** Stated problem **
Your task is to transcribe the entries below exactly, beginning with the line containing "What data populates" and ending with the final line, and to add nothing else.

--- begin Provided records ---

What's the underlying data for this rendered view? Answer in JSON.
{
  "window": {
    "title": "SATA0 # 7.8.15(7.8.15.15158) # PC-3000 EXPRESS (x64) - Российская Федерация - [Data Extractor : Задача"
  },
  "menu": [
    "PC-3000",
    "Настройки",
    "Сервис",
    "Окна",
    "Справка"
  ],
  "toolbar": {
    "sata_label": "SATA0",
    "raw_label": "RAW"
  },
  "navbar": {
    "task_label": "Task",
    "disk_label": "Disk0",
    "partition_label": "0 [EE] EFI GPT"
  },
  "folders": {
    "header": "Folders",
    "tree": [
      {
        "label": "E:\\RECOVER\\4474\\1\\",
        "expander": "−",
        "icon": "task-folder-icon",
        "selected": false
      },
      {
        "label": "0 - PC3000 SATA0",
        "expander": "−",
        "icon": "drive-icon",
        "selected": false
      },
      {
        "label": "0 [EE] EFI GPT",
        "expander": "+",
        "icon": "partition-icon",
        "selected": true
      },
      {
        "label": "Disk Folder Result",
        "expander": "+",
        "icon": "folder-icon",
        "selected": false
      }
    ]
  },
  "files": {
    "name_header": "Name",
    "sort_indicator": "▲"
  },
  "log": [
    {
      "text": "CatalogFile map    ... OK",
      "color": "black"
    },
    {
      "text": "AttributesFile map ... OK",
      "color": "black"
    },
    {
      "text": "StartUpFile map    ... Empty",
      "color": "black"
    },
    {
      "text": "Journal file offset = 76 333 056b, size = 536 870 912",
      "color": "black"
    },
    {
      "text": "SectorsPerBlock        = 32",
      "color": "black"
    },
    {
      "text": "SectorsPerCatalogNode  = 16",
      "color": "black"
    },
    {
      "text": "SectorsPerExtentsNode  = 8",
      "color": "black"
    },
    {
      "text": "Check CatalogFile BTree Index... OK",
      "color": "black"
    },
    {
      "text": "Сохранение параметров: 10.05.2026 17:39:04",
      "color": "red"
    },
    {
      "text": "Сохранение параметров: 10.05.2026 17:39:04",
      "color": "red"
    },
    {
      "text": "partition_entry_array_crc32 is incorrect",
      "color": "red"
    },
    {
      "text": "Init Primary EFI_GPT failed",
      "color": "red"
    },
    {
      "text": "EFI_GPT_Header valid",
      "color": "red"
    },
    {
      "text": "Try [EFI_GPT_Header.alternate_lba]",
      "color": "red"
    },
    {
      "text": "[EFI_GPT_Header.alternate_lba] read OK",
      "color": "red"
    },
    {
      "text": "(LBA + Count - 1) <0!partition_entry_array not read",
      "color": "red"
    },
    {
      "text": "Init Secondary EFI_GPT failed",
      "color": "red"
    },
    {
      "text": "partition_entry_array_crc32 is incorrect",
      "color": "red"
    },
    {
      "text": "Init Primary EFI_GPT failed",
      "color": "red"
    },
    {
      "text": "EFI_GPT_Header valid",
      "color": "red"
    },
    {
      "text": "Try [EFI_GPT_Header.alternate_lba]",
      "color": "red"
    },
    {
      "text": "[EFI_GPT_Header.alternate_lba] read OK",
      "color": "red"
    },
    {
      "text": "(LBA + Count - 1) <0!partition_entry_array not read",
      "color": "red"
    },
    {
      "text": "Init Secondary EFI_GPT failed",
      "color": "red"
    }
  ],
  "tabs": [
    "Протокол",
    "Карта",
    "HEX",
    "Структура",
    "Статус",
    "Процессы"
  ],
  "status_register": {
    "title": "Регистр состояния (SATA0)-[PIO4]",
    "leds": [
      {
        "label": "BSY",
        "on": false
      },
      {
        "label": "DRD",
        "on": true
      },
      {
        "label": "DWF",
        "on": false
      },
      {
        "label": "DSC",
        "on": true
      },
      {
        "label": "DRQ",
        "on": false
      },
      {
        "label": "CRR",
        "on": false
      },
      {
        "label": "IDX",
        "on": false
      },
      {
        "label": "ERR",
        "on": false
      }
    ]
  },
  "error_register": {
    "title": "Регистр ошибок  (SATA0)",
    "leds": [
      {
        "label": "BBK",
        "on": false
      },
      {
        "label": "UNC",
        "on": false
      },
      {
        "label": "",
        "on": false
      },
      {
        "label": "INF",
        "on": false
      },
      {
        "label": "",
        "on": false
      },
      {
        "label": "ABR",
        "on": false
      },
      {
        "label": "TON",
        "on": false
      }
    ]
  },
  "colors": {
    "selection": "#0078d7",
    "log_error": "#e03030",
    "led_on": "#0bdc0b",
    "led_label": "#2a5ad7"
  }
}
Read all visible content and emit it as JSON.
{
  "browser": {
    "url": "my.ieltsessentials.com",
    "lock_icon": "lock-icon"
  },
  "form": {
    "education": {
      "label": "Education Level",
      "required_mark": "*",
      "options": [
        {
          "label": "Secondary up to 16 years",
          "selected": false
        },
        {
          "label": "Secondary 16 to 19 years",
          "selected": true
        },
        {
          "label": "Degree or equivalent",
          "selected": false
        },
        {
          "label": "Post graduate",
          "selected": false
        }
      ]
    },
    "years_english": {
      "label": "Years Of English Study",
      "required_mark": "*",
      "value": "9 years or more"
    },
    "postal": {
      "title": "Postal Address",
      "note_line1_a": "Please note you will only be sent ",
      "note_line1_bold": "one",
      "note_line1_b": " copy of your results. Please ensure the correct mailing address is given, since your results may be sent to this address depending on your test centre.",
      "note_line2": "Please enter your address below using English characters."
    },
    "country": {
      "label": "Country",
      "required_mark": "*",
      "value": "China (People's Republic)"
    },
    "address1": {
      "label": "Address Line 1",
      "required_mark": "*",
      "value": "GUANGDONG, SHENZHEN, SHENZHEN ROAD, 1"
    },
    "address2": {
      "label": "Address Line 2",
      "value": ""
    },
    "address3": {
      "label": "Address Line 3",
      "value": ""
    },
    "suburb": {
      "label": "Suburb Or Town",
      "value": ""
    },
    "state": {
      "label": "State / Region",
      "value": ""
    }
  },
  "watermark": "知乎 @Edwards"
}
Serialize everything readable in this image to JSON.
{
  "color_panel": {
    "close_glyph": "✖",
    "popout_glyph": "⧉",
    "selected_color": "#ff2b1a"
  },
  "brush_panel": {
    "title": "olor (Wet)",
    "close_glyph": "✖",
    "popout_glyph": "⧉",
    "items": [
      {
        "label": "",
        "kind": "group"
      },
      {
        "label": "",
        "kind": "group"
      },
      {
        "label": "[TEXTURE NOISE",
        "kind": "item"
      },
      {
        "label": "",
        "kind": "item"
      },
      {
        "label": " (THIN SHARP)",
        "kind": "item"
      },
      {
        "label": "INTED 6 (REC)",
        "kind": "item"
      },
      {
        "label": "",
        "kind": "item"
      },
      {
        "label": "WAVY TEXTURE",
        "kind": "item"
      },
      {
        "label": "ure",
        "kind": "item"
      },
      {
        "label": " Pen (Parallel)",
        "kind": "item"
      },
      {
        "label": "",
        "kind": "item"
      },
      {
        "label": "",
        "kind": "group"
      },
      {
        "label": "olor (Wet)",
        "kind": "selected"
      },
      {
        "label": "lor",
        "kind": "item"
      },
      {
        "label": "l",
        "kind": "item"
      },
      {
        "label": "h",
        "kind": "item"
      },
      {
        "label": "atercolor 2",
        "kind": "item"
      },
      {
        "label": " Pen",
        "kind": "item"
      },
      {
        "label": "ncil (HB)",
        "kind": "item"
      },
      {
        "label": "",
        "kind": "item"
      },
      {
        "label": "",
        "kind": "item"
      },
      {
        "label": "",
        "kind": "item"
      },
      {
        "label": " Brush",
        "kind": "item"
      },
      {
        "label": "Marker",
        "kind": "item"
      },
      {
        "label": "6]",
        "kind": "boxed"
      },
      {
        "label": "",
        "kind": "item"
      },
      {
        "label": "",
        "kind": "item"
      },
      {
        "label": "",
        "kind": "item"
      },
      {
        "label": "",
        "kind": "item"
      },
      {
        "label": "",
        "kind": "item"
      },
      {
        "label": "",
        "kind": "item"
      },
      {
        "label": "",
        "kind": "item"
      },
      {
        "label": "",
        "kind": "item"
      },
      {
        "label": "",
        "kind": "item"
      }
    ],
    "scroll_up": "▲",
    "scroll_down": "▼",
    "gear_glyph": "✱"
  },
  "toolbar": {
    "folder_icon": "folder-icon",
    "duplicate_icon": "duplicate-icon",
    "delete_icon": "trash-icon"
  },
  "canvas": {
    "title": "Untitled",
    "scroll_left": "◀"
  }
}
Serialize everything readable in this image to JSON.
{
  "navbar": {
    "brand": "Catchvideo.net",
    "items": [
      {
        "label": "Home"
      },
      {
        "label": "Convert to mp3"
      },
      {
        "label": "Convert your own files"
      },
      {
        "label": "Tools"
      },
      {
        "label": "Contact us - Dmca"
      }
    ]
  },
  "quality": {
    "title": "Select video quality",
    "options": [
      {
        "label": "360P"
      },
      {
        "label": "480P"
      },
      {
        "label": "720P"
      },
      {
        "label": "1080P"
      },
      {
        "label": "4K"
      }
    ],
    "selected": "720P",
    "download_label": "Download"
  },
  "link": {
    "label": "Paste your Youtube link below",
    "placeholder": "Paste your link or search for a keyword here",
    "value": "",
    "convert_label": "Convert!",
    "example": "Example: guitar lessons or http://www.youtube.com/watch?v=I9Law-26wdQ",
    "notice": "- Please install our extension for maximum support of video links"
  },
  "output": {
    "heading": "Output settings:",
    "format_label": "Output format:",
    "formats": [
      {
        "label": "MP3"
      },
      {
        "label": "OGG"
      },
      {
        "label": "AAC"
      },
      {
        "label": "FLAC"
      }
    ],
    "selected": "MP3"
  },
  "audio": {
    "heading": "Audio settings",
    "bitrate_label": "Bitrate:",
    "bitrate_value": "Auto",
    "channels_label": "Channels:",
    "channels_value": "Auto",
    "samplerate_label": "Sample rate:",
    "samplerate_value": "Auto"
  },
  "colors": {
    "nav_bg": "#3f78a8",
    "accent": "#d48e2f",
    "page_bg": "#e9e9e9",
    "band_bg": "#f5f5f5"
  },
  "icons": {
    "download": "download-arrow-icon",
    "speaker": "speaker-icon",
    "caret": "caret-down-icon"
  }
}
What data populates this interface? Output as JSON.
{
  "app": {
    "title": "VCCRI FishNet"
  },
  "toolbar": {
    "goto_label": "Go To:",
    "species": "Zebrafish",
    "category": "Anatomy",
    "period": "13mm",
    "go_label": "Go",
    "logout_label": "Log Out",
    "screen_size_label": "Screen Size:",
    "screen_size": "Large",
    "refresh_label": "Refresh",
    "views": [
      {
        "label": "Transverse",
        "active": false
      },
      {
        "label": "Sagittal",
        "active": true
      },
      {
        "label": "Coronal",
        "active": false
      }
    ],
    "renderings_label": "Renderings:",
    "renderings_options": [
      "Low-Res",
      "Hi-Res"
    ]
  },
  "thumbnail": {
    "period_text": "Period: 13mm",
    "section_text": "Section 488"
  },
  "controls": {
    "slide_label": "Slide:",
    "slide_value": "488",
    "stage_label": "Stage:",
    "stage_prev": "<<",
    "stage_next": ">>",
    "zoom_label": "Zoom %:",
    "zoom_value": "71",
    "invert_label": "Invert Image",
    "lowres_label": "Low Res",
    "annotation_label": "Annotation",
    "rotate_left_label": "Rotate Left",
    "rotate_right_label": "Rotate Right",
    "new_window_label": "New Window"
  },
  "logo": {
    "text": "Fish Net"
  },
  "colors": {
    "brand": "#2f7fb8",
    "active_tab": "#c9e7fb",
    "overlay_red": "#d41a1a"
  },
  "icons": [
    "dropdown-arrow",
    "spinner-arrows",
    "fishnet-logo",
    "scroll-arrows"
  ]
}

--- end Provided records ---

** Reply **
What data populates this interface? Output as JSON.
{
  "app": {
    "title": "VCCRI FishNet"
  },
  "toolbar": {
    "goto_label": "Go To:",
    "species": "Zebrafish",
    "category": "Anatomy",
    "period": "13mm",
    "go_label": "Go",
    "logout_label": "Log Out",
    "screen_size_label": "Screen Size:",
    "screen_size": "Large",
    "refresh_label": "Refresh",
    "views": [
      {
        "label": "Transverse",
        "active": false
      },
      {
        "label": "Sagittal",
        "active": true
      },
      {
        "label": "Coronal",
        "active": false
      }
    ],
    "renderings_label": "Renderings:",
    "renderings_options": [
      "Low-Res",
      "Hi-Res"
    ]
  },
  "thumbnail": {
    "period_text": "Period: 13mm",
    "section_text": "Section 488"
  },
  "controls": {
    "slide_label": "Slide:",
    "slide_value": "488",
    "stage_label": "Stage:",
    "stage_prev": "<<",
    "stage_next": ">>",
    "zoom_label": "Zoom %:",
    "zoom_value": "71",
    "invert_label": "Invert Image",
    "lowres_label": "Low Res",
    "annotation_label": "Annotation",
    "rotate_left_label": "Rotate Left",
    "rotate_right_label": "Rotate Right",
    "new_window_label": "New Window"
  },
  "logo": {
    "text": "Fish Net"
  },
  "colors": {
    "brand": "#2f7fb8",
    "active_tab": "#c9e7fb",
    "overlay_red": "#d41a1a"
  },
  "icons": [
    "dropdown-arrow",
    "spinner-arrows",
    "fishnet-logo",
    "scroll-arrows"
  ]
}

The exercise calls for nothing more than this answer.